INPUT MATERIAL =
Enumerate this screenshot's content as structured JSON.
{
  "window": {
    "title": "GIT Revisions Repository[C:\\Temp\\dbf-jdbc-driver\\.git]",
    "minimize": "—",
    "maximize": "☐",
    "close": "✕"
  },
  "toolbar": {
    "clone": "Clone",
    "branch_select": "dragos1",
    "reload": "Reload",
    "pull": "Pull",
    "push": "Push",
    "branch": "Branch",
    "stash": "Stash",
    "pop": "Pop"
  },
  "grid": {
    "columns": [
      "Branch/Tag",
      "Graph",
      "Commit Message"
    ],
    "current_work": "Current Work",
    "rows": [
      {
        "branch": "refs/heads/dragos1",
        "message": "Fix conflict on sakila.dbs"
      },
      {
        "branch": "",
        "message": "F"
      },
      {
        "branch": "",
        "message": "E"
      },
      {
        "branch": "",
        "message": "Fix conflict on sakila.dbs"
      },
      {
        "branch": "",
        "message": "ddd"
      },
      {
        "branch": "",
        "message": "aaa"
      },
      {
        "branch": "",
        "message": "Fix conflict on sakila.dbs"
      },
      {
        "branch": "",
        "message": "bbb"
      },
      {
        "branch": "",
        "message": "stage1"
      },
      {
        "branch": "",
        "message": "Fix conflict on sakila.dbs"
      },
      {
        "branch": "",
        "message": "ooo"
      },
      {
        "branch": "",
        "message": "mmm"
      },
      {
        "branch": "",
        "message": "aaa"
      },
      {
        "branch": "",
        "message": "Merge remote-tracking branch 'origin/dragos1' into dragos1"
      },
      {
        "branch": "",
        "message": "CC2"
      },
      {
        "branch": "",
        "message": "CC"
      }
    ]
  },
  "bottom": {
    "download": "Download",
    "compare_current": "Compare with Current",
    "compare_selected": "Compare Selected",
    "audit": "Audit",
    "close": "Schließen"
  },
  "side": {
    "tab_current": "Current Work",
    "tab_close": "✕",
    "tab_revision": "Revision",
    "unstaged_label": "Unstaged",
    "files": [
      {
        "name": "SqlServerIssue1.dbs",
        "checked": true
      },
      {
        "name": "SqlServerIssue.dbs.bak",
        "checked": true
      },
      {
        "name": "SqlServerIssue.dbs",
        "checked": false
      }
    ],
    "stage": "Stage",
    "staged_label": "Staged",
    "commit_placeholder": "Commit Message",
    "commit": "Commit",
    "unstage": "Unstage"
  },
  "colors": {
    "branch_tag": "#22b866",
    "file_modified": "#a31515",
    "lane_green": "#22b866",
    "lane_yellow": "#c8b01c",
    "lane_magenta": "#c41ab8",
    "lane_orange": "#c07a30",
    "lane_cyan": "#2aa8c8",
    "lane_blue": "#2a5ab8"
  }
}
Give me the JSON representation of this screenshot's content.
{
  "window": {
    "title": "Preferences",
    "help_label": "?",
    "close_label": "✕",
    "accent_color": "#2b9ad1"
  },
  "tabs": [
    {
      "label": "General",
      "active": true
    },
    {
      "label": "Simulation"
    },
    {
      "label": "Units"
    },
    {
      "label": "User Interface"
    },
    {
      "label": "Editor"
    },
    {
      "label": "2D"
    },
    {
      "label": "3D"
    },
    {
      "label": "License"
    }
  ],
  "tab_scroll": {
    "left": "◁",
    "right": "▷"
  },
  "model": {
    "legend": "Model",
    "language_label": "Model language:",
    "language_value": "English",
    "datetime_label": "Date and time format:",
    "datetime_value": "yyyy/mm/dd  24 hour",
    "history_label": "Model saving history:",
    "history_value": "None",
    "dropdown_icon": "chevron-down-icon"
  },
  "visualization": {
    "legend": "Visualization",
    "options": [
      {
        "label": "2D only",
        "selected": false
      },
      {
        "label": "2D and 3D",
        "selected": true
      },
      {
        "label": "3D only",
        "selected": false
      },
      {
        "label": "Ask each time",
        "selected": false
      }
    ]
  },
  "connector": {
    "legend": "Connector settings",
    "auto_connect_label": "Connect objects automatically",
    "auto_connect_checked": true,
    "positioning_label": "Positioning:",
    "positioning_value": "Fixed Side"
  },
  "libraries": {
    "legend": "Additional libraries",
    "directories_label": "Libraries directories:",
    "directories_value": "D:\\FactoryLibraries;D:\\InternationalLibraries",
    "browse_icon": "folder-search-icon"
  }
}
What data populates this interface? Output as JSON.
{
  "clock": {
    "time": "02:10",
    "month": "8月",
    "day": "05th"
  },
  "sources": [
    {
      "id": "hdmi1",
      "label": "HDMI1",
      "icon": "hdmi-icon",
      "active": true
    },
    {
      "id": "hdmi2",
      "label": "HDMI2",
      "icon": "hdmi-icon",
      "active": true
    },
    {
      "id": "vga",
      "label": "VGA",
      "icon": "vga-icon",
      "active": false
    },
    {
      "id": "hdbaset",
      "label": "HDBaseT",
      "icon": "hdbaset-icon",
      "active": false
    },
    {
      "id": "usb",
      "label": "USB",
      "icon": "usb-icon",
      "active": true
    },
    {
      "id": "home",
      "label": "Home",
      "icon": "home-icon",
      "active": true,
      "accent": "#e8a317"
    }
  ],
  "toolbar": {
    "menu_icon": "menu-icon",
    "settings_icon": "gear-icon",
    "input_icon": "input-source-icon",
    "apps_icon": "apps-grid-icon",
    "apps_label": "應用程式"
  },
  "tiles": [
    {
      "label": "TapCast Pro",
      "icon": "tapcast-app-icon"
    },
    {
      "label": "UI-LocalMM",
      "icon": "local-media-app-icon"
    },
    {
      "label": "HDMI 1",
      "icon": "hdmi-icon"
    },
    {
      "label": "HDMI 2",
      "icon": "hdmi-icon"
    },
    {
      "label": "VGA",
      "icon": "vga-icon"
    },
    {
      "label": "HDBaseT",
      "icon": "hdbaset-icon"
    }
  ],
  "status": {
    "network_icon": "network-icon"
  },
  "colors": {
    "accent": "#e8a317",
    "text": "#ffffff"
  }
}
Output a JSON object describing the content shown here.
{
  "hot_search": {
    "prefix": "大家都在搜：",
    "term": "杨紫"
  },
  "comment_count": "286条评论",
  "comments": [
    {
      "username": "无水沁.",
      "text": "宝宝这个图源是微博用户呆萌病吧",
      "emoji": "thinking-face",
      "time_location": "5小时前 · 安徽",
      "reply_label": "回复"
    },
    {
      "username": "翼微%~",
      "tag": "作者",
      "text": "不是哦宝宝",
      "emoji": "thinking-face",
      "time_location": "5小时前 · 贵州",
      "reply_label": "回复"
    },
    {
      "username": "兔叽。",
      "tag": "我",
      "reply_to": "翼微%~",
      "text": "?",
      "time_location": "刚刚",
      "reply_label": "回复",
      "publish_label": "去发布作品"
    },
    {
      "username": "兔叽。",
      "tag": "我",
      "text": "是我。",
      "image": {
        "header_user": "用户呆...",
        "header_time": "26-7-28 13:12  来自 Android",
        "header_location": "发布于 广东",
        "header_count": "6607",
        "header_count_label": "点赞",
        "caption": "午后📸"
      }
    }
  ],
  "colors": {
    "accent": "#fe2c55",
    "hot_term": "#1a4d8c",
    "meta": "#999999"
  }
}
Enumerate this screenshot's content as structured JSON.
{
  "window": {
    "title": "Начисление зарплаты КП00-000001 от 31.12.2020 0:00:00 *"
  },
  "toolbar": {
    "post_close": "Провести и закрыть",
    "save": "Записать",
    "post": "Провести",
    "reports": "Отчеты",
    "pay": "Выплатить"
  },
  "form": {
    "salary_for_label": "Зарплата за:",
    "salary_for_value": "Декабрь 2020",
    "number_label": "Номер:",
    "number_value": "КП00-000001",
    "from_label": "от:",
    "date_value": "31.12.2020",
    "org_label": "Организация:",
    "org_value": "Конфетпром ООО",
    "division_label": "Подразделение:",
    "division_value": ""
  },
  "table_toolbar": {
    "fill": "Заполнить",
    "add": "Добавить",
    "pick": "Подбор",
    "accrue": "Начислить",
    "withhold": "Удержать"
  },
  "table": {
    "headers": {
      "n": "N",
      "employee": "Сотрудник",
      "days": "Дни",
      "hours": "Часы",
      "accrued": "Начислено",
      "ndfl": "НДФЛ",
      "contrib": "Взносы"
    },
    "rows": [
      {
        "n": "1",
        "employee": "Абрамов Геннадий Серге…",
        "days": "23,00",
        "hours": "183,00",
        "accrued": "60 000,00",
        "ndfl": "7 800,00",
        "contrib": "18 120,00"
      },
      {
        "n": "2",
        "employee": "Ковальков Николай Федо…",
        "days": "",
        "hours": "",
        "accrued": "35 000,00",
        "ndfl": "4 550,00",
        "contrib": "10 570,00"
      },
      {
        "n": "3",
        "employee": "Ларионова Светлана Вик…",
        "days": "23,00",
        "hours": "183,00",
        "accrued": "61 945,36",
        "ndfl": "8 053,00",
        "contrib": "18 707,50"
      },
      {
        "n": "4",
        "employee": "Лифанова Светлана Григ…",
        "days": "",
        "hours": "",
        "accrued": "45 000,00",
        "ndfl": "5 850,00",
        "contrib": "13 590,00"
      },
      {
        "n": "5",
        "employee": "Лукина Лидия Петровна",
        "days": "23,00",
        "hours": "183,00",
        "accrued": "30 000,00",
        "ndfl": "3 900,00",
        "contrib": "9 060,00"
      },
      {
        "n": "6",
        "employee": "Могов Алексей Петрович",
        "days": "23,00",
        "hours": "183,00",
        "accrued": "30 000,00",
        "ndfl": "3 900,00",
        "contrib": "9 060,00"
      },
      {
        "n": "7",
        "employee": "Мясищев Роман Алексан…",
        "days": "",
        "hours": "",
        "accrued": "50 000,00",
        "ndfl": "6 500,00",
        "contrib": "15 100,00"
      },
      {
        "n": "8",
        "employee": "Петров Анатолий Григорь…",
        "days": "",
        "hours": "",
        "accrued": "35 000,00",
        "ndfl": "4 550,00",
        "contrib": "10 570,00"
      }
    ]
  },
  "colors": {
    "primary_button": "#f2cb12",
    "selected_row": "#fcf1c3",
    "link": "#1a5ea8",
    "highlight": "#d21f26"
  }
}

PROBLEM REQUIREMENTS =
Search the listing for the string "contrib". Copy each line where it turns up.

WRITTEN SOLUTION =
      "contrib": "Взносы"
        "contrib": "18 120,00"
        "contrib": "10 570,00"
        "contrib": "18 707,50"
        "contrib": "13 590,00"
        "contrib": "9 060,00"
        "contrib": "9 060,00"
        "contrib": "15 100,00"
        "contrib": "10 570,00"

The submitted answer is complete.